What is expected
Each line in the entries below that holds the string "Manoel" is to be listed.

:: Input ::

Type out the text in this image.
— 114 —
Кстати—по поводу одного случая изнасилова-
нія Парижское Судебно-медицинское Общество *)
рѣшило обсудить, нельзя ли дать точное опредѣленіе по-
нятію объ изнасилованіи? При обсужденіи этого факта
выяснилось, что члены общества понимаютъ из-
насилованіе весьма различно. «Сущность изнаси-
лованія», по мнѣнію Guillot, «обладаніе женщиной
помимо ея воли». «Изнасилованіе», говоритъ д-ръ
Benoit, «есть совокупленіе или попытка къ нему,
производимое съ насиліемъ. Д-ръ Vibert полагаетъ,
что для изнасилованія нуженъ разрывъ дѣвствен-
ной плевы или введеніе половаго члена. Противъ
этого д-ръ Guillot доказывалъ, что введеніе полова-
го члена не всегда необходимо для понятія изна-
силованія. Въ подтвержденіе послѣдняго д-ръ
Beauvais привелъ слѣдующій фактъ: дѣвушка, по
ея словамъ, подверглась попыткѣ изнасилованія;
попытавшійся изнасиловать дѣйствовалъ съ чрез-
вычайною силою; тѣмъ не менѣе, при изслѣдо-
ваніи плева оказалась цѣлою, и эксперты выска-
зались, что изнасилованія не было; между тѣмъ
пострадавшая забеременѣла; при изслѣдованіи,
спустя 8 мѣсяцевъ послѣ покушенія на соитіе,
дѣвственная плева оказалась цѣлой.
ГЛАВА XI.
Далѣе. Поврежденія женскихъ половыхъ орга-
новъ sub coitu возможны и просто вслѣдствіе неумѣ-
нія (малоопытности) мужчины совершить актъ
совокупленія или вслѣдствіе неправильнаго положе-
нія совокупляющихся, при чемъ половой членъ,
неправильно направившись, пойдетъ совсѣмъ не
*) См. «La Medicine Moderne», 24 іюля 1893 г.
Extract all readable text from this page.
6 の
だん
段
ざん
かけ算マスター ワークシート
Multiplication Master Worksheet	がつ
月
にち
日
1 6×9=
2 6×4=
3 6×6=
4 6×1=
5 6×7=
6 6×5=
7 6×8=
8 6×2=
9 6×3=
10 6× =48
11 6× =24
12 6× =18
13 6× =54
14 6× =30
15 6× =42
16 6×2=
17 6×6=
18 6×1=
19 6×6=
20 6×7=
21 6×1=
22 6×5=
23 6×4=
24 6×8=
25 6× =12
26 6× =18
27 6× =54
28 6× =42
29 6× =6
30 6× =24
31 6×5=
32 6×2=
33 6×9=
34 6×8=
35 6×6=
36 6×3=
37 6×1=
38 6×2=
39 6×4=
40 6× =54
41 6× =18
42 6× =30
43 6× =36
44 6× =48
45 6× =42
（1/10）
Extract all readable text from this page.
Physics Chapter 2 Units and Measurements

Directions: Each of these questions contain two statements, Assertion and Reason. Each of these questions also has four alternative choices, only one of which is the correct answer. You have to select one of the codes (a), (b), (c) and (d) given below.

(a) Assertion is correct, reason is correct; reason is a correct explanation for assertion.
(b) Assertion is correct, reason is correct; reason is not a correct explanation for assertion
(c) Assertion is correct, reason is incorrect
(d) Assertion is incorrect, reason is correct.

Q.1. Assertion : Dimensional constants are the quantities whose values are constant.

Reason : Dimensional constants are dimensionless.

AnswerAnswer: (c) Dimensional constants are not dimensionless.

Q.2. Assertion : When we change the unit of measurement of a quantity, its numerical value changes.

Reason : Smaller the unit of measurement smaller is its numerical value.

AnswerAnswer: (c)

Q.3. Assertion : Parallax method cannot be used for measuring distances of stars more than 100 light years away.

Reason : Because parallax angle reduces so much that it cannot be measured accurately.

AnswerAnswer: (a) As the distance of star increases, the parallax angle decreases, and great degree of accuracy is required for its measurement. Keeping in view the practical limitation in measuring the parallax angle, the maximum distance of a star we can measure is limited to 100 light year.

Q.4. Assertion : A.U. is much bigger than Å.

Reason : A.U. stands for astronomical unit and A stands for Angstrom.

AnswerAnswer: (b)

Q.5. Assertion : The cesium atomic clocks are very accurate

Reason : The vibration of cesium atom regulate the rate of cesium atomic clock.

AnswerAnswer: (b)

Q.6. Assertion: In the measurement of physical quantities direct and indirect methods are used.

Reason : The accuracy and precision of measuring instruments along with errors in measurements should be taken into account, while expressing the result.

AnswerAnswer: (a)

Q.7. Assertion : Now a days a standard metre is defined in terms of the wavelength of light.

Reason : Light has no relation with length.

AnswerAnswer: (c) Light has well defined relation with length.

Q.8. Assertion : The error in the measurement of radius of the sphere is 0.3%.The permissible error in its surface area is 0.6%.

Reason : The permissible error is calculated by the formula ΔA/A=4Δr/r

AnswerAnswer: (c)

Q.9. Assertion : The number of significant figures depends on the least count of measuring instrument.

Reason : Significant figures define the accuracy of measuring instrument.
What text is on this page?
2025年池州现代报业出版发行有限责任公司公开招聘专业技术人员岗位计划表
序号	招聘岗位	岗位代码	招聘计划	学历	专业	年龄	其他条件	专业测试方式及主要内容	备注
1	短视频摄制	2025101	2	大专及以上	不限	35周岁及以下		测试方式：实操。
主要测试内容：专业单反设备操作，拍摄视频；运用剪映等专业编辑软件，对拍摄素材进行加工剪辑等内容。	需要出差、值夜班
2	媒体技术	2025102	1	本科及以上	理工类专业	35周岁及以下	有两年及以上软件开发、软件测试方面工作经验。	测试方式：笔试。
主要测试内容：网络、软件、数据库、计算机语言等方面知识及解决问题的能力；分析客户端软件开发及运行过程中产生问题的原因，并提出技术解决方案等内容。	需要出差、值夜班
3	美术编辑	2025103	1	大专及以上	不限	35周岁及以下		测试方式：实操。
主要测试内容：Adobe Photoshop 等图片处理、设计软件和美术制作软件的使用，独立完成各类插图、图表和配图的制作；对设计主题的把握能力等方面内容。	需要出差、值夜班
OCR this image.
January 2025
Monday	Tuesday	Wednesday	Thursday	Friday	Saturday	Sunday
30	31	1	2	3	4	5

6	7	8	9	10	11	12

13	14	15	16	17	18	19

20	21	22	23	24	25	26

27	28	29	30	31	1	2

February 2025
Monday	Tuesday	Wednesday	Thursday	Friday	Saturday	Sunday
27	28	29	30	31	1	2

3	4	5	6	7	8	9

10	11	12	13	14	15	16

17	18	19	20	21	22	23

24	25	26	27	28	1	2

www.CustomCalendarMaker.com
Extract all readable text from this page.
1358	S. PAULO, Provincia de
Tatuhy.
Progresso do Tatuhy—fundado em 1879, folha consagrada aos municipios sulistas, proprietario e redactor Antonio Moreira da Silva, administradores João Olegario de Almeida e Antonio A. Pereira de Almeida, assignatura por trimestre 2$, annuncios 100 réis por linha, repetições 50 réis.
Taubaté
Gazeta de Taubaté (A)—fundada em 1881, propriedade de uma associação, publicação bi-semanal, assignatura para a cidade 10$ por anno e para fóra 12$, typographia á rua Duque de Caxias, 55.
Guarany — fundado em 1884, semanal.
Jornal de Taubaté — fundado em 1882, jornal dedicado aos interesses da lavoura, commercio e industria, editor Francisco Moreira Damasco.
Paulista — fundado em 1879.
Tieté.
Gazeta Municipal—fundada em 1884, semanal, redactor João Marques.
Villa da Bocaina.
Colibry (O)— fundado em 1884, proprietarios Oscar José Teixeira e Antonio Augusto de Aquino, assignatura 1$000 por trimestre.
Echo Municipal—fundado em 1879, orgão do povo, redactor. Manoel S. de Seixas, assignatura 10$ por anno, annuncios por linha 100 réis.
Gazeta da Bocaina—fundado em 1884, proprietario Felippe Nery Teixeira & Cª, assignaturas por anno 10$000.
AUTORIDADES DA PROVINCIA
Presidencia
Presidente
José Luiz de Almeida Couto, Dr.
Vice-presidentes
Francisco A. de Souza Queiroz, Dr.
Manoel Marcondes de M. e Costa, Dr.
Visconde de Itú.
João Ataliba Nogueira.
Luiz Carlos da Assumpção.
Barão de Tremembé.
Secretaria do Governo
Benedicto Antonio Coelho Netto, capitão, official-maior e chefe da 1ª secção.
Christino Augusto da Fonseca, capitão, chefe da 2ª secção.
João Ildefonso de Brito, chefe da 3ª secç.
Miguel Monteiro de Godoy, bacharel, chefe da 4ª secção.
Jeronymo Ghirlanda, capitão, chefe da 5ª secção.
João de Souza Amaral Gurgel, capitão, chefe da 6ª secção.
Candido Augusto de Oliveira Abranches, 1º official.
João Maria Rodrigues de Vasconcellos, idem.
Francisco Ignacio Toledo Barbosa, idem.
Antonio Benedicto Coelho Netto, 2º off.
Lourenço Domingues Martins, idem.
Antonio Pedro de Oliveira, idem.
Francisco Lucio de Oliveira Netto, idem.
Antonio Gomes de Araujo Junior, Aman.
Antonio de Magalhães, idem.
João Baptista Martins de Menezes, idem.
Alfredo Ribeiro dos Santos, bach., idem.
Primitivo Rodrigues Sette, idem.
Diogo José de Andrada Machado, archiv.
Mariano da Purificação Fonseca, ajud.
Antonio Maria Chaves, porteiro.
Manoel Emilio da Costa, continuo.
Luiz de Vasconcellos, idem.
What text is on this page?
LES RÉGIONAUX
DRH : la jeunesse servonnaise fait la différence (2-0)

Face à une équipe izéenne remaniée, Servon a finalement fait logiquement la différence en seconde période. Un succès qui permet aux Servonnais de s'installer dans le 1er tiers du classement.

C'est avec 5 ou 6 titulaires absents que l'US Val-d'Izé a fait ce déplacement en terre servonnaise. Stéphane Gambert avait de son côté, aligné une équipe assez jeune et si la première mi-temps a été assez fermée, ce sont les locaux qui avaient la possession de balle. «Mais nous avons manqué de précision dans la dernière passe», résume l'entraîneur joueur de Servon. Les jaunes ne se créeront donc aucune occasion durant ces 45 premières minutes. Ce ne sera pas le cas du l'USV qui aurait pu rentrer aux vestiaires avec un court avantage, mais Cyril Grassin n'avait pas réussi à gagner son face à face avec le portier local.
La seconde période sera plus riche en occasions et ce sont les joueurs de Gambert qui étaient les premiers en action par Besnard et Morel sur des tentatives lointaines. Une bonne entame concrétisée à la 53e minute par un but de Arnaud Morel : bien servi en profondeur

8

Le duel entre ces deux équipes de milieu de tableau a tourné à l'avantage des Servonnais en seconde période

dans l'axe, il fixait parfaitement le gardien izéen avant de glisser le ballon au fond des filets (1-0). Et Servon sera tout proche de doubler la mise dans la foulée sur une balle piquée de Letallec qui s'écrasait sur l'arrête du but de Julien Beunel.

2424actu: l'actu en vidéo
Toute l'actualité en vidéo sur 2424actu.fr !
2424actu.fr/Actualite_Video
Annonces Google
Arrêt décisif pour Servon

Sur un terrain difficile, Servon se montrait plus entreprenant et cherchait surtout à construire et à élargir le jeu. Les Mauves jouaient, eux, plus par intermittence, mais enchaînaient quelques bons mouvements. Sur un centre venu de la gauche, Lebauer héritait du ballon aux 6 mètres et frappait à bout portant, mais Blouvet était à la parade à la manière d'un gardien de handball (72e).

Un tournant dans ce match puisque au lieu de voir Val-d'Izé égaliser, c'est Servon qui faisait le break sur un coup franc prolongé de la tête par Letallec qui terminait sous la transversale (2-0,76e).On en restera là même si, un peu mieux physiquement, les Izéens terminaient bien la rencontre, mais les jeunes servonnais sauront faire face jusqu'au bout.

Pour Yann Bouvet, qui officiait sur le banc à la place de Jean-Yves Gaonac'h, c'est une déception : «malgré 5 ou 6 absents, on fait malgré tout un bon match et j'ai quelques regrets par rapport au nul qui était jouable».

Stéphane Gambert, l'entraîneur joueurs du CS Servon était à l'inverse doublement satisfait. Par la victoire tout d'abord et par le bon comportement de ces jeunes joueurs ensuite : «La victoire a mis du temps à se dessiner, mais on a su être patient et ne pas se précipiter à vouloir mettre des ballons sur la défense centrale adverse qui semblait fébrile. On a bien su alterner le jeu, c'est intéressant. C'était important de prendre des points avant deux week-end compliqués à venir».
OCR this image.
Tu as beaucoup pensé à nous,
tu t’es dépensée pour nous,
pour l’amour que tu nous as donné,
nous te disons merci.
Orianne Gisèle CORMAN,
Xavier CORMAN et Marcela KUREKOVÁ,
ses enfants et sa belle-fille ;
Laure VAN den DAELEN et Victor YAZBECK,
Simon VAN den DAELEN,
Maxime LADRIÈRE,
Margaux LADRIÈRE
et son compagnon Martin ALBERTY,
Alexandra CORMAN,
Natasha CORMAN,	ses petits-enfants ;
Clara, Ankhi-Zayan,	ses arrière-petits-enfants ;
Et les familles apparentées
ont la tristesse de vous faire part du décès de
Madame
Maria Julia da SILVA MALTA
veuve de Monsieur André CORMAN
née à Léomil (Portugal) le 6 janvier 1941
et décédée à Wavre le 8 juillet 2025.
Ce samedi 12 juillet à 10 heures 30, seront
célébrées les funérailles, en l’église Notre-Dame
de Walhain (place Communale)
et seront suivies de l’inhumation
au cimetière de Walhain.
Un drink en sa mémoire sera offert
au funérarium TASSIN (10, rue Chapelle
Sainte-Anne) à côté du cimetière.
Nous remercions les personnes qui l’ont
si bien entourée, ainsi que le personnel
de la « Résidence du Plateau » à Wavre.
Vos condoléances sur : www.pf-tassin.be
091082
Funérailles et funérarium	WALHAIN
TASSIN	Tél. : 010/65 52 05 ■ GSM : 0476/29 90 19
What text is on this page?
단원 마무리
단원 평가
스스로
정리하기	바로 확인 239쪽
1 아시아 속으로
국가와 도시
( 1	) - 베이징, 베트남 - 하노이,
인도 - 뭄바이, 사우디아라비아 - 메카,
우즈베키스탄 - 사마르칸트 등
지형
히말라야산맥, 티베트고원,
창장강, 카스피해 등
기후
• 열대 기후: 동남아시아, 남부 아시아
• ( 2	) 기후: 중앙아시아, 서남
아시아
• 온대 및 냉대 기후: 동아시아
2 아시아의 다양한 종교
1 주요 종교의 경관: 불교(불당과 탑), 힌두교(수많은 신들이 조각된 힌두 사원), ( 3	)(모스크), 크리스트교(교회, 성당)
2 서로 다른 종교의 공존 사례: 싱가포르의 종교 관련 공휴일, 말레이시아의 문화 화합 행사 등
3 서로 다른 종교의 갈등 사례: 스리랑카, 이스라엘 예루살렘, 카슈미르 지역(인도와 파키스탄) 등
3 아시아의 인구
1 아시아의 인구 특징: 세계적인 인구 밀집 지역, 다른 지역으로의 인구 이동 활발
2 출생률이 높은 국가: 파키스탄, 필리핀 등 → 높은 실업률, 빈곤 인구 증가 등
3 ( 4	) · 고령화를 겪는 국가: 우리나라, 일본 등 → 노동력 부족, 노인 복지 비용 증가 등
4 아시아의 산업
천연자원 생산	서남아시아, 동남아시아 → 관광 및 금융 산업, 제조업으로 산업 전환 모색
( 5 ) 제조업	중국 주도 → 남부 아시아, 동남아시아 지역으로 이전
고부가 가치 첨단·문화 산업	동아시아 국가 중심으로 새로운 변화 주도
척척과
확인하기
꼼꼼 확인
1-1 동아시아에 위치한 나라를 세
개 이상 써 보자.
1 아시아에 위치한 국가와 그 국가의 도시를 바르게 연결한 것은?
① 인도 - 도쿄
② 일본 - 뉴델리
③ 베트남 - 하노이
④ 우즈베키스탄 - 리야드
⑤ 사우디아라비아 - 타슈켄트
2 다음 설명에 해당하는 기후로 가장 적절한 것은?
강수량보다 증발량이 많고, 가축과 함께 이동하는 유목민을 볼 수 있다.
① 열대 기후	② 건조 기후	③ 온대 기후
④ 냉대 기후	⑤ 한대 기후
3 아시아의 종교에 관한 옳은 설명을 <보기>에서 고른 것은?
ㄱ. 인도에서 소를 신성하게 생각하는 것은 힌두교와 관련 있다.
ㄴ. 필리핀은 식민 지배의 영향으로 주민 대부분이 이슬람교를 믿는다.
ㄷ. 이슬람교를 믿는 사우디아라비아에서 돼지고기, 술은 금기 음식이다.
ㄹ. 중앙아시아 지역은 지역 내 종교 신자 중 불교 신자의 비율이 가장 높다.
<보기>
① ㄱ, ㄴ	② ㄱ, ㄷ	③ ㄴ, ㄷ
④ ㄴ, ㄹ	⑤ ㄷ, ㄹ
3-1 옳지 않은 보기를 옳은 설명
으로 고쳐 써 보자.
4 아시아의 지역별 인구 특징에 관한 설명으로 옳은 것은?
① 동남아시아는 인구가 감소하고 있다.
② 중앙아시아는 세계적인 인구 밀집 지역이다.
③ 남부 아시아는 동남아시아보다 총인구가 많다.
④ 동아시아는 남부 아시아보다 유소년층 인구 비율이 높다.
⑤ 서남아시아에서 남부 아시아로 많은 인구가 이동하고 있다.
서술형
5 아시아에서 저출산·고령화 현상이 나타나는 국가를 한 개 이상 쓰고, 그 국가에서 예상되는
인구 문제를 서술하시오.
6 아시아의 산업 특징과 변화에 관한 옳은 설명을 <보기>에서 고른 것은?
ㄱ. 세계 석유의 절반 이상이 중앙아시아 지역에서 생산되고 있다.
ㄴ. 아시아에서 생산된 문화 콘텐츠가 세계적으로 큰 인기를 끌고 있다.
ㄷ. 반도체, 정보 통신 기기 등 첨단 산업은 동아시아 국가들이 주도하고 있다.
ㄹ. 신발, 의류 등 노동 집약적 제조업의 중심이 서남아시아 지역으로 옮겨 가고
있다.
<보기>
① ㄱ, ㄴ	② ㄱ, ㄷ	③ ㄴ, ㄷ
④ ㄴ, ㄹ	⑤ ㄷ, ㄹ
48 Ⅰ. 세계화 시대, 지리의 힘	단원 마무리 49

:::

Output of the task
Echo Municipal—fundado em 1879, orgão do povo, redactor. Manoel S. de Seixas, assignatura 10$ por anno, annuncios por linha 100 réis.
Manoel Marcondes de M. e Costa, Dr.
Manoel Emilio da Costa, continuo.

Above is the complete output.